■ **EXERCISE BRIEF**:
Starting with the line containing "quoted-avatar[interactable] <box>141 508" and going on through the line containing "repost-icon <box>237 128 259 146</box>", present those lines of the listing as a numbered list with any blank lines omitted.

Collection listing:

┄┄┄┄┄┄┄┄┄┄┄┄┄┄┄┄┄┄┄┄

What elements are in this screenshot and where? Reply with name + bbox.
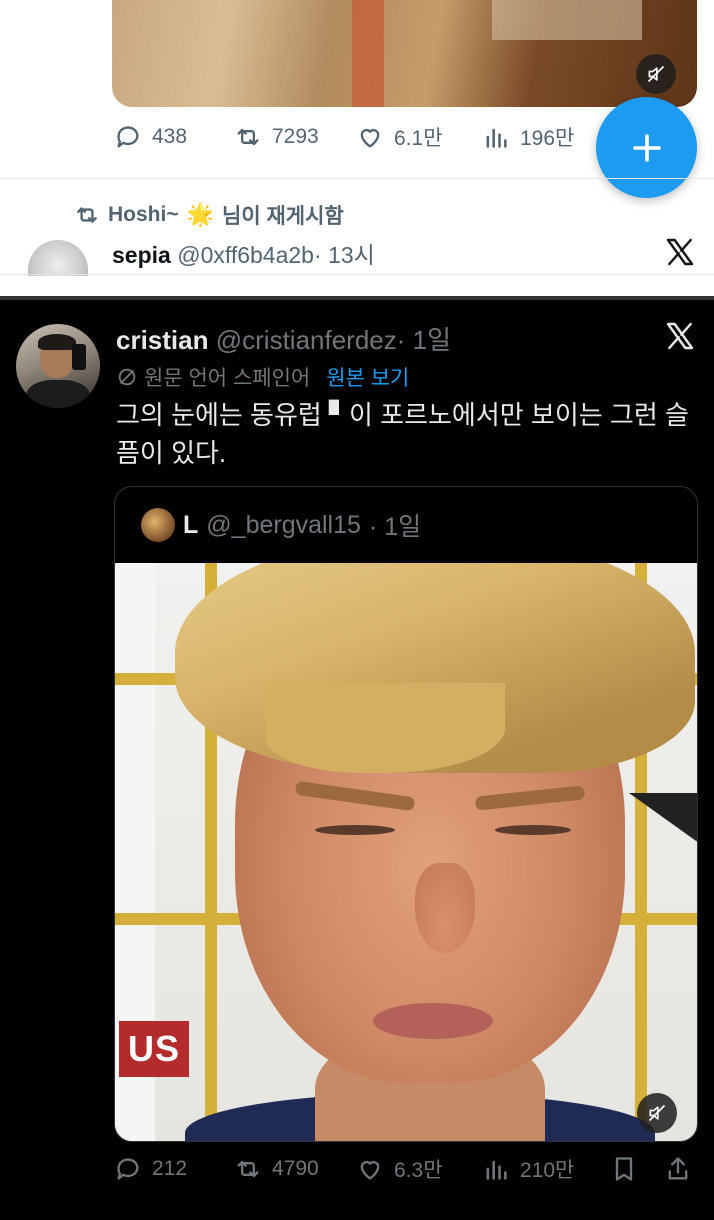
quoted-avatar[interactable] <box>141 508 175 542</box>
like-count: 6.3만 <box>394 1159 443 1182</box>
quoted-author-name[interactable]: L <box>183 511 198 540</box>
media-stripe <box>352 0 384 107</box>
person-eye <box>315 825 395 835</box>
avatar-phone <box>72 344 86 370</box>
media-box <box>492 0 642 40</box>
person-nose <box>415 863 475 953</box>
author-name[interactable]: sepia <box>112 242 171 268</box>
tweet-time: · 13시 <box>313 242 375 268</box>
plus-icon <box>632 133 661 162</box>
author-name[interactable]: cristian <box>116 325 209 355</box>
reply-button[interactable]: 212 <box>114 1155 234 1183</box>
avatar-shirt <box>26 380 90 408</box>
avatar-hair <box>38 334 76 350</box>
person-hair-fringe <box>265 683 505 773</box>
repost-user: Hoshi~ <box>108 203 179 226</box>
previous-tweet-section: 438 7293 6.1만 196만 Hoshi~ 🌟 님이 재게시함 sepi… <box>0 0 714 296</box>
repost-icon <box>237 1160 259 1178</box>
tweet-author-line: sepia @0xff6b4a2b· 13시 <box>112 236 375 270</box>
mute-button[interactable] <box>637 1093 677 1133</box>
bookmark-button[interactable] <box>610 1155 664 1183</box>
speaker-muted-icon <box>648 1104 666 1122</box>
repost-count: 7293 <box>272 125 319 148</box>
repost-suffix: 님이 재게시함 <box>222 205 344 228</box>
tweet-text: 그의 눈에는 동유럽 ▘이 포르노에서만 보이는 그런 슬픔이 있다. <box>116 400 689 468</box>
reply-icon <box>117 1158 139 1180</box>
person-lips <box>373 1003 493 1039</box>
tweet-action-bar: 438 7293 6.1만 196만 <box>114 122 574 152</box>
mute-button[interactable] <box>636 54 676 94</box>
repost-icon <box>77 207 97 223</box>
views-button[interactable]: 210만 <box>482 1154 610 1184</box>
tweet-media-video[interactable] <box>112 0 697 107</box>
like-button[interactable]: 6.3만 <box>356 1154 482 1184</box>
heart-icon <box>360 1161 380 1180</box>
translate-icon <box>118 368 136 386</box>
repost-icon <box>237 128 259 146</box>
avatar[interactable] <box>28 240 88 276</box>
quoted-author-handle[interactable]: @_bergvall15 <box>206 511 361 540</box>
tweet-divider <box>0 274 714 275</box>
reply-icon <box>117 126 139 148</box>
views-button[interactable]: 196만 <box>482 122 574 152</box>
repost-button[interactable]: 7293 <box>234 123 356 151</box>
author-handle[interactable]: @0xff6b4a2b <box>177 242 314 268</box>
tweet-author-line: cristian @cristianferdez· 1일 <box>116 320 451 357</box>
like-button[interactable]: 6.1만 <box>356 122 482 152</box>
section-separator <box>0 296 714 300</box>
like-count: 6.1만 <box>394 127 443 150</box>
avatar[interactable] <box>16 324 100 408</box>
compose-fab-button[interactable] <box>596 97 697 198</box>
repost-button[interactable]: 4790 <box>234 1155 356 1183</box>
dark-tweet-section: cristian @cristianferdez· 1일 원문 언어 스페인어 … <box>0 296 714 1220</box>
tweet-action-bar: 212 4790 6.3만 210만 <box>114 1154 704 1184</box>
translation-label: 원문 언어 스페인어 <box>144 367 311 390</box>
backdrop-logo <box>629 793 697 893</box>
author-handle[interactable]: @cristianferdez <box>216 325 397 355</box>
tweet-divider <box>0 178 714 179</box>
x-logo-icon <box>664 320 696 352</box>
share-icon <box>668 1157 688 1180</box>
reply-count: 438 <box>152 125 188 148</box>
repost-count: 4790 <box>272 1157 319 1180</box>
view-original-link[interactable]: 원본 보기 <box>326 362 409 392</box>
speaker-muted-icon <box>647 65 665 83</box>
x-logo-icon <box>664 236 696 268</box>
views-icon <box>486 1160 507 1180</box>
views-count: 210만 <box>520 1159 575 1182</box>
views-icon <box>486 128 507 148</box>
bookmark-icon <box>615 1157 633 1181</box>
translation-notice: 원문 언어 스페인어 원본 보기 <box>116 362 409 392</box>
heart-icon <box>360 129 380 148</box>
repost-notice[interactable]: Hoshi~ 🌟 님이 재게시함 <box>74 200 344 230</box>
share-button[interactable] <box>664 1155 692 1183</box>
sponsor-logo: US <box>119 1021 189 1077</box>
quoted-author-line: L @_bergvall15 · 1일 <box>141 507 421 543</box>
sparkle-emoji: 🌟 <box>186 202 215 227</box>
tweet-time: · 1일 <box>396 325 452 355</box>
quoted-tweet-card[interactable]: L @_bergvall15 · 1일 US <box>114 486 698 1142</box>
quoted-media-video[interactable]: US <box>115 563 697 1141</box>
person-eye <box>495 825 571 835</box>
views-count: 196만 <box>520 127 575 150</box>
reply-count: 212 <box>152 1157 188 1180</box>
quoted-tweet-time: · 1일 <box>368 513 422 541</box>
reply-button[interactable]: 438 <box>114 123 234 151</box>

┄┄┄┄┄┄┄┄┄┄┄┄┄┄┄┄┄┄┄┄

■ **THE RESPONSE**:
1. quoted-avatar[interactable] <box>141 508 175 542</box>
2. like-count: 6.3만 <box>394 1159 443 1182</box>
3. quoted-author-name[interactable]: L <box>183 511 198 540</box>
4. media-stripe <box>352 0 384 107</box>
5. person-eye <box>315 825 395 835</box>
6. avatar-phone <box>72 344 86 370</box>
7. media-box <box>492 0 642 40</box>
8. person-nose <box>415 863 475 953</box>
9. author-name[interactable]: sepia <box>112 242 171 268</box>
10. tweet-time: · 13시 <box>313 242 375 268</box>
11. plus-icon <box>632 133 661 162</box>
12. author-name[interactable]: cristian <box>116 325 209 355</box>
13. reply-button[interactable]: 212 <box>114 1155 234 1183</box>
14. avatar-shirt <box>26 380 90 408</box>
15. avatar-hair <box>38 334 76 350</box>
16. person-hair-fringe <box>265 683 505 773</box>
17. repost-user: Hoshi~ <box>108 203 179 226</box>
18. previous-tweet-section: 438 7293 6.1만 196만 Hoshi~ 🌟 님이 재게시함 sepi… <box>0 0 714 296</box>
19. repost-icon <box>237 1160 259 1178</box>
20. tweet-author-line: sepia @0xff6b4a2b· 13시 <box>112 236 375 270</box>
21. mute-button[interactable] <box>637 1093 677 1133</box>
22. bookmark-button[interactable] <box>610 1155 664 1183</box>
23. speaker-muted-icon <box>648 1104 666 1122</box>
24. repost-count: 7293 <box>272 125 319 148</box>
25. repost-suffix: 님이 재게시함 <box>222 205 344 228</box>
26. tweet-text: 그의 눈에는 동유럽 ▘이 포르노에서만 보이는 그런 슬픔이 있다. <box>116 400 689 468</box>
27. reply-icon <box>117 1158 139 1180</box>
28. person-lips <box>373 1003 493 1039</box>
29. tweet-action-bar: 438 7293 6.1만 196만 <box>114 122 574 152</box>
30. mute-button[interactable] <box>636 54 676 94</box>
31. repost-icon <box>77 207 97 223</box>
32. views-button[interactable]: 210만 <box>482 1154 610 1184</box>
33. tweet-media-video[interactable] <box>112 0 697 107</box>
34. like-button[interactable]: 6.3만 <box>356 1154 482 1184</box>
35. heart-icon <box>360 1161 380 1180</box>
36. translate-icon <box>118 368 136 386</box>
37. repost-icon <box>237 128 259 146</box>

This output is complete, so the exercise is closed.